[Data records]
•••
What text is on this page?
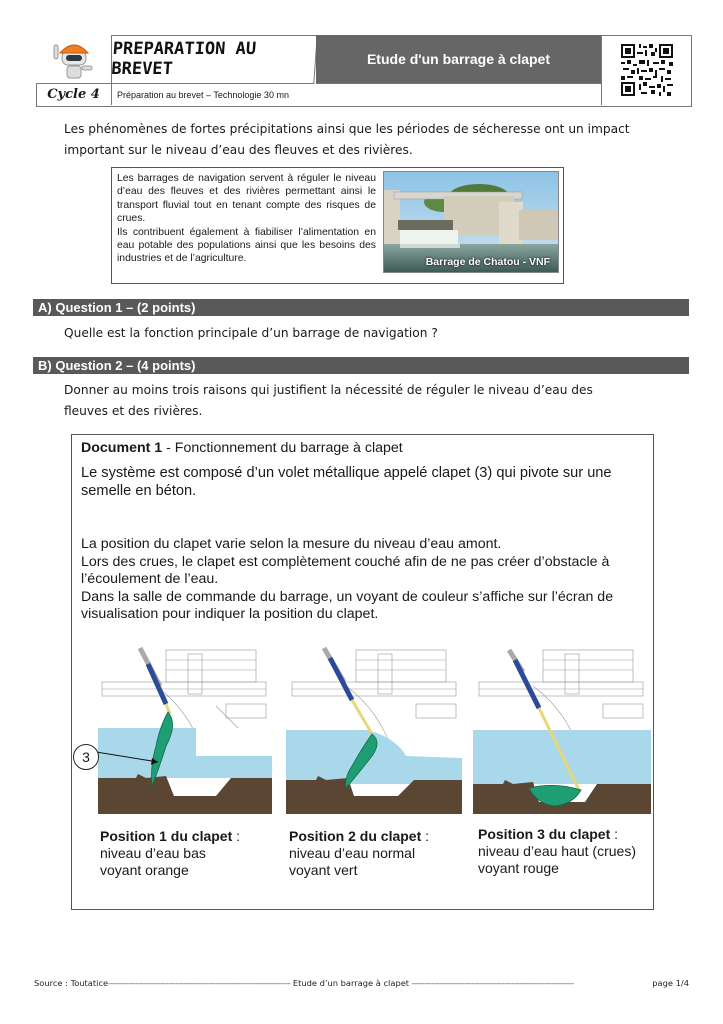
PREPARATION AU BREVET	Etude d'un barrage à clapet
Cycle 4	Préparation au brevet – Technologie 30 mn
Les phénomènes de fortes précipitations ainsi que les périodes de sécheresse ont un impact
important sur le niveau d’eau des fleuves et des rivières.
Les barrages de navigation servent à réguler le niveau d’eau des fleuves et des rivières permettant ainsi le transport fluvial tout en tenant compte des risques de crues.
Ils contribuent également à fiabiliser l’alimentation en eau potable des populations ainsi que les besoins des industries et de l’agriculture.	Barrage de Chatou - VNF
A) Question 1 – (2 points)
Quelle est la fonction principale d’un barrage de navigation ?
B) Question 2 – (4 points)
Donner au moins trois raisons qui justifient la nécessité de réguler le niveau d’eau des
fleuves et des rivières.
Document 1 - Fonctionnement du barrage à clapet
Le système est composé d’un volet métallique appelé clapet (3) qui pivote sur une
semelle en béton.
La position du clapet varie selon la mesure du niveau d’eau amont.
Lors des crues, le clapet est complètement couché afin de ne pas créer d’obstacle à
l’écoulement de l’eau.
Dans la salle de commande du barrage, un voyant de couleur s’affiche sur l’écran de
visualisation pour indiquer la position du clapet.
3
Position 1 du clapet :
niveau d’eau bas
voyant orange
Position 2 du clapet :
niveau d’eau normal
voyant vert
Position 3 du clapet :
niveau d’eau haut (crues)
voyant rouge
Source : Toutatice------------------------------------------------------------------------- Etude d’un barrage à clapet -----------------------------------------------------------------	page 1/4
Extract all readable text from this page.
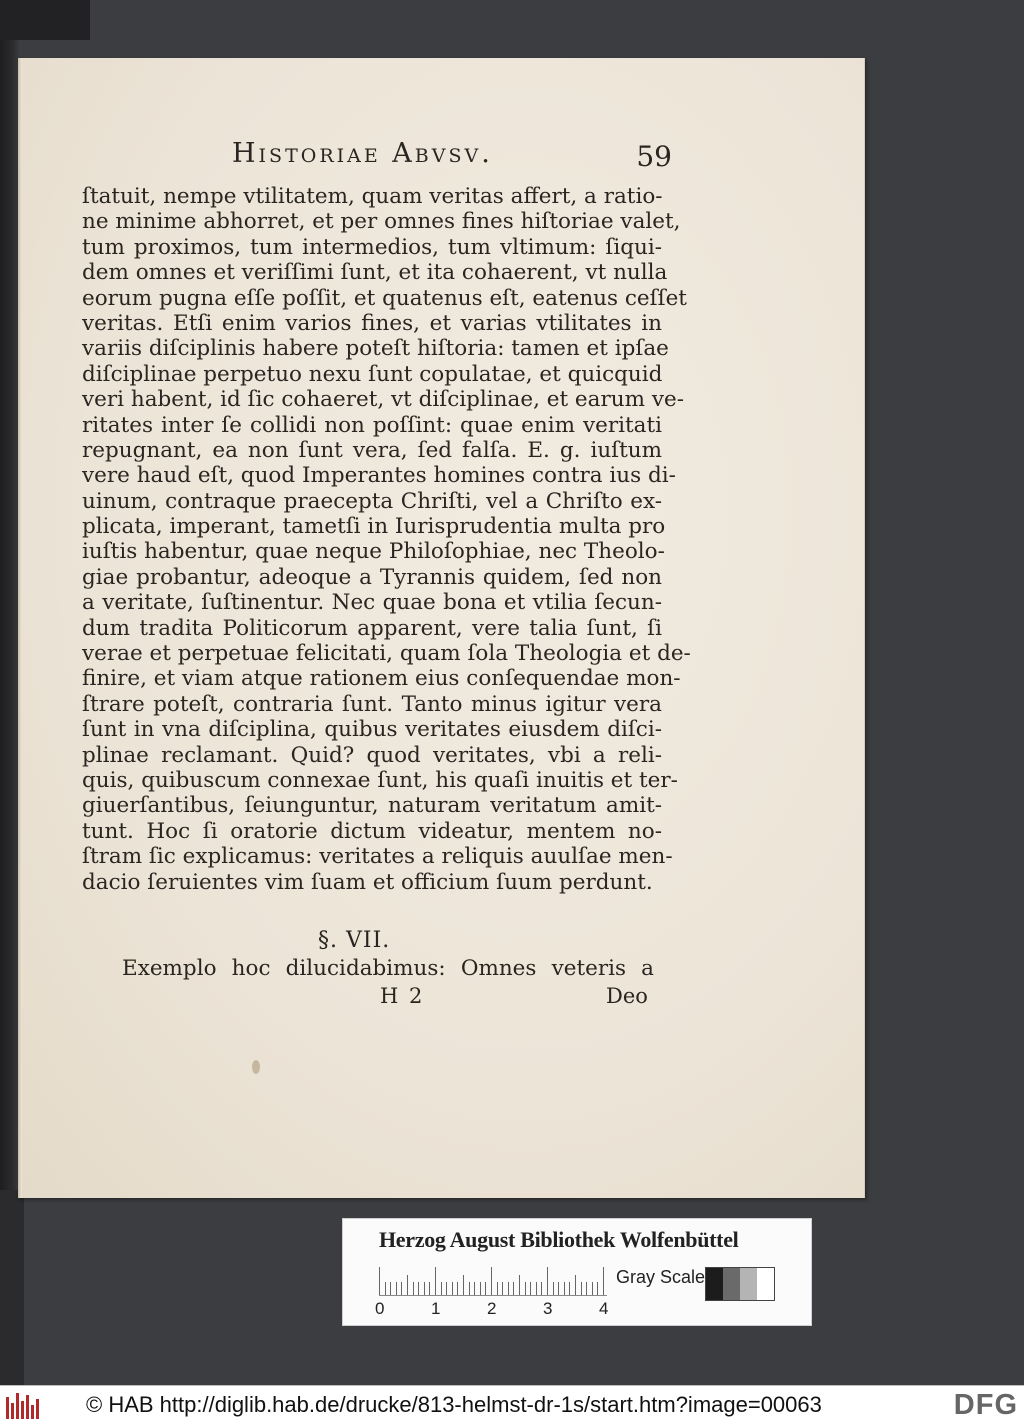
Historiae Abvsv.	59
ſtatuit, nempe vtilitatem, quam veritas affert, a ratio-
ne minime abhorret, et per omnes fines hiſtoriae valet,
tum proximos, tum intermedios, tum vltimum: ſiqui-
dem omnes et veriſſimi ſunt, et ita cohaerent, vt nulla
eorum pugna eſſe poſſit, et quatenus eſt, eatenus ceſſet
veritas. Etſi enim varios fines, et varias vtilitates in
variis diſciplinis habere poteſt hiſtoria: tamen et ipſae
diſciplinae perpetuo nexu ſunt copulatae, et quicquid
veri habent, id ſic cohaeret, vt diſciplinae, et earum ve-
ritates inter ſe collidi non poſſint: quae enim veritati
repugnant, ea non ſunt vera, ſed falſa. E. g. iuſtum
vere haud eſt, quod Imperantes homines contra ius di-
uinum, contraque praecepta Chriſti, vel a Chriſto ex-
plicata, imperant, tametſi in Iurisprudentia multa pro
iuſtis habentur, quae neque Philoſophiae, nec Theolo-
giae probantur, adeoque a Tyrannis quidem, ſed non
a veritate, ſuſtinentur. Nec quae bona et vtilia ſecun-
dum tradita Politicorum apparent, vere talia ſunt, ſi
verae et perpetuae felicitati, quam ſola Theologia et de-
finire, et viam atque rationem eius conſequendae mon-
ſtrare poteſt, contraria ſunt. Tanto minus igitur vera
ſunt in vna diſciplina, quibus veritates eiusdem diſci-
plinae reclamant. Quid? quod veritates, vbi a reli-
quis, quibuscum connexae ſunt, his quaſi inuitis et ter-
giuerſantibus, ſeiunguntur, naturam veritatum amit-
tunt. Hoc ſi oratorie dictum videatur, mentem no-
ſtram ſic explicamus: veritates a reliquis auulſae men-
dacio ſeruientes vim ſuam et officium ſuum perdunt.
§. VII.
Exemplo hoc dilucidabimus: Omnes veteris a
H 2	Deo
Herzog August Bibliothek Wolfenbüttel
0	1	2	3	4
Gray Scale
© HAB http://diglib.hab.de/drucke/813-helmst-dr-1s/start.htm?image=00063	DFG
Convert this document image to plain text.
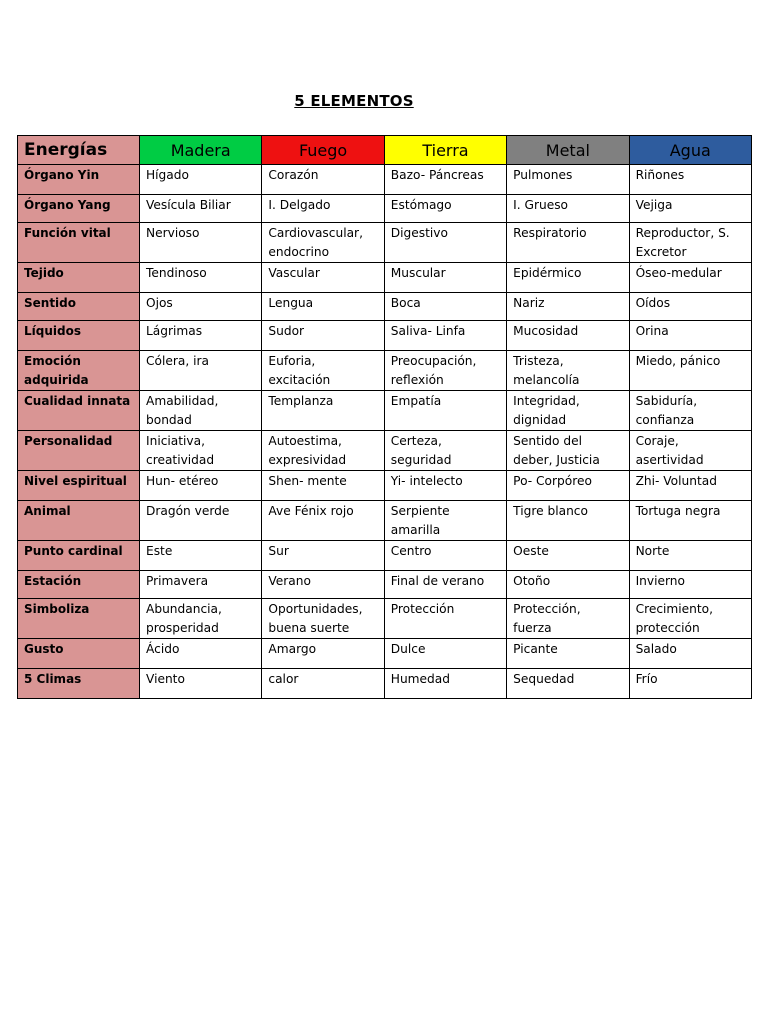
5 ELEMENTOS
Energías	Madera	Fuego	Tierra	Metal	Agua
Órgano Yin	Hígado	Corazón	Bazo- Páncreas	Pulmones	Riñones
Órgano Yang	Vesícula Biliar	I. Delgado	Estómago	I. Grueso	Vejiga
Función vital	Nervioso	Cardiovascular, endocrino	Digestivo	Respiratorio	Reproductor, S. Excretor
Tejido	Tendinoso	Vascular	Muscular	Epidérmico	Óseo-medular
Sentido	Ojos	Lengua	Boca	Nariz	Oídos
Líquidos	Lágrimas	Sudor	Saliva- Linfa	Mucosidad	Orina
Emoción adquirida	Cólera, ira	Euforia, excitación	Preocupación, reflexión	Tristeza, melancolía	Miedo, pánico
Cualidad innata	Amabilidad, bondad	Templanza	Empatía	Integridad, dignidad	Sabiduría, confianza
Personalidad	Iniciativa, creatividad	Autoestima, expresividad	Certeza, seguridad	Sentido del deber, Justicia	Coraje, asertividad
Nivel espiritual	Hun- etéreo	Shen- mente	Yi- intelecto	Po- Corpóreo	Zhi- Voluntad
Animal	Dragón verde	Ave Fénix rojo	Serpiente amarilla	Tigre blanco	Tortuga negra
Punto cardinal	Este	Sur	Centro	Oeste	Norte
Estación	Primavera	Verano	Final de verano	Otoño	Invierno
Simboliza	Abundancia, prosperidad	Oportunidades, buena suerte	Protección	Protección, fuerza	Crecimiento, protección
Gusto	Ácido	Amargo	Dulce	Picante	Salado
5 Climas	Viento	calor	Humedad	Sequedad	Frío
•••
→ Written request: Reproduce every record word for word. The copy must contain no pictures.

→ Task output:
What text is on this page?
PREPARATION AU BREVET	Etude d'un barrage à clapet
Cycle 4	Préparation au brevet – Technologie 30 mn
Les phénomènes de fortes précipitations ainsi que les périodes de sécheresse ont un impact
important sur le niveau d’eau des fleuves et des rivières.
Les barrages de navigation servent à réguler le niveau d’eau des fleuves et des rivières permettant ainsi le transport fluvial tout en tenant compte des risques de crues.
Ils contribuent également à fiabiliser l’alimentation en eau potable des populations ainsi que les besoins des industries et de l’agriculture.	Barrage de Chatou - VNF
A) Question 1 – (2 points)
Quelle est la fonction principale d’un barrage de navigation ?
B) Question 2 – (4 points)
Donner au moins trois raisons qui justifient la nécessité de réguler le niveau d’eau des
fleuves et des rivières.
Document 1 - Fonctionnement du barrage à clapet
Le système est composé d’un volet métallique appelé clapet (3) qui pivote sur une
semelle en béton.
La position du clapet varie selon la mesure du niveau d’eau amont.
Lors des crues, le clapet est complètement couché afin de ne pas créer d’obstacle à
l’écoulement de l’eau.
Dans la salle de commande du barrage, un voyant de couleur s’affiche sur l’écran de
visualisation pour indiquer la position du clapet.
3
Position 1 du clapet :
niveau d’eau bas
voyant orange
Position 2 du clapet :
niveau d’eau normal
voyant vert
Position 3 du clapet :
niveau d’eau haut (crues)
voyant rouge
Source : Toutatice------------------------------------------------------------------------- Etude d’un barrage à clapet -----------------------------------------------------------------	page 1/4
Extract all readable text from this page.
Historiae Abvsv.	59
ſtatuit, nempe vtilitatem, quam veritas affert, a ratio-
ne minime abhorret, et per omnes fines hiſtoriae valet,
tum proximos, tum intermedios, tum vltimum: ſiqui-
dem omnes et veriſſimi ſunt, et ita cohaerent, vt nulla
eorum pugna eſſe poſſit, et quatenus eſt, eatenus ceſſet
veritas. Etſi enim varios fines, et varias vtilitates in
variis diſciplinis habere poteſt hiſtoria: tamen et ipſae
diſciplinae perpetuo nexu ſunt copulatae, et quicquid
veri habent, id ſic cohaeret, vt diſciplinae, et earum ve-
ritates inter ſe collidi non poſſint: quae enim veritati
repugnant, ea non ſunt vera, ſed falſa. E. g. iuſtum
vere haud eſt, quod Imperantes homines contra ius di-
uinum, contraque praecepta Chriſti, vel a Chriſto ex-
plicata, imperant, tametſi in Iurisprudentia multa pro
iuſtis habentur, quae neque Philoſophiae, nec Theolo-
giae probantur, adeoque a Tyrannis quidem, ſed non
a veritate, ſuſtinentur. Nec quae bona et vtilia ſecun-
dum tradita Politicorum apparent, vere talia ſunt, ſi
verae et perpetuae felicitati, quam ſola Theologia et de-
finire, et viam atque rationem eius conſequendae mon-
ſtrare poteſt, contraria ſunt. Tanto minus igitur vera
ſunt in vna diſciplina, quibus veritates eiusdem diſci-
plinae reclamant. Quid? quod veritates, vbi a reli-
quis, quibuscum connexae ſunt, his quaſi inuitis et ter-
giuerſantibus, ſeiunguntur, naturam veritatum amit-
tunt. Hoc ſi oratorie dictum videatur, mentem no-
ſtram ſic explicamus: veritates a reliquis auulſae men-
dacio ſeruientes vim ſuam et officium ſuum perdunt.
§. VII.
Exemplo hoc dilucidabimus: Omnes veteris a
H 2	Deo
Herzog August Bibliothek Wolfenbüttel
0	1	2	3	4
Gray Scale
© HAB http://diglib.hab.de/drucke/813-helmst-dr-1s/start.htm?image=00063	DFG
Convert this document image to plain text.
5 ELEMENTOS
Energías	Madera	Fuego	Tierra	Metal	Agua
Órgano Yin	Hígado	Corazón	Bazo- Páncreas	Pulmones	Riñones
Órgano Yang	Vesícula Biliar	I. Delgado	Estómago	I. Grueso	Vejiga
Función vital	Nervioso	Cardiovascular, endocrino	Digestivo	Respiratorio	Reproductor, S. Excretor
Tejido	Tendinoso	Vascular	Muscular	Epidérmico	Óseo-medular
Sentido	Ojos	Lengua	Boca	Nariz	Oídos
Líquidos	Lágrimas	Sudor	Saliva- Linfa	Mucosidad	Orina
Emoción adquirida	Cólera, ira	Euforia, excitación	Preocupación, reflexión	Tristeza, melancolía	Miedo, pánico
Cualidad innata	Amabilidad, bondad	Templanza	Empatía	Integridad, dignidad	Sabiduría, confianza
Personalidad	Iniciativa, creatividad	Autoestima, expresividad	Certeza, seguridad	Sentido del deber, Justicia	Coraje, asertividad
Nivel espiritual	Hun- etéreo	Shen- mente	Yi- intelecto	Po- Corpóreo	Zhi- Voluntad
Animal	Dragón verde	Ave Fénix rojo	Serpiente amarilla	Tigre blanco	Tortuga negra
Punto cardinal	Este	Sur	Centro	Oeste	Norte
Estación	Primavera	Verano	Final de verano	Otoño	Invierno
Simboliza	Abundancia, prosperidad	Oportunidades, buena suerte	Protección	Protección, fuerza	Crecimiento, protección
Gusto	Ácido	Amargo	Dulce	Picante	Salado
5 Climas	Viento	calor	Humedad	Sequedad	Frío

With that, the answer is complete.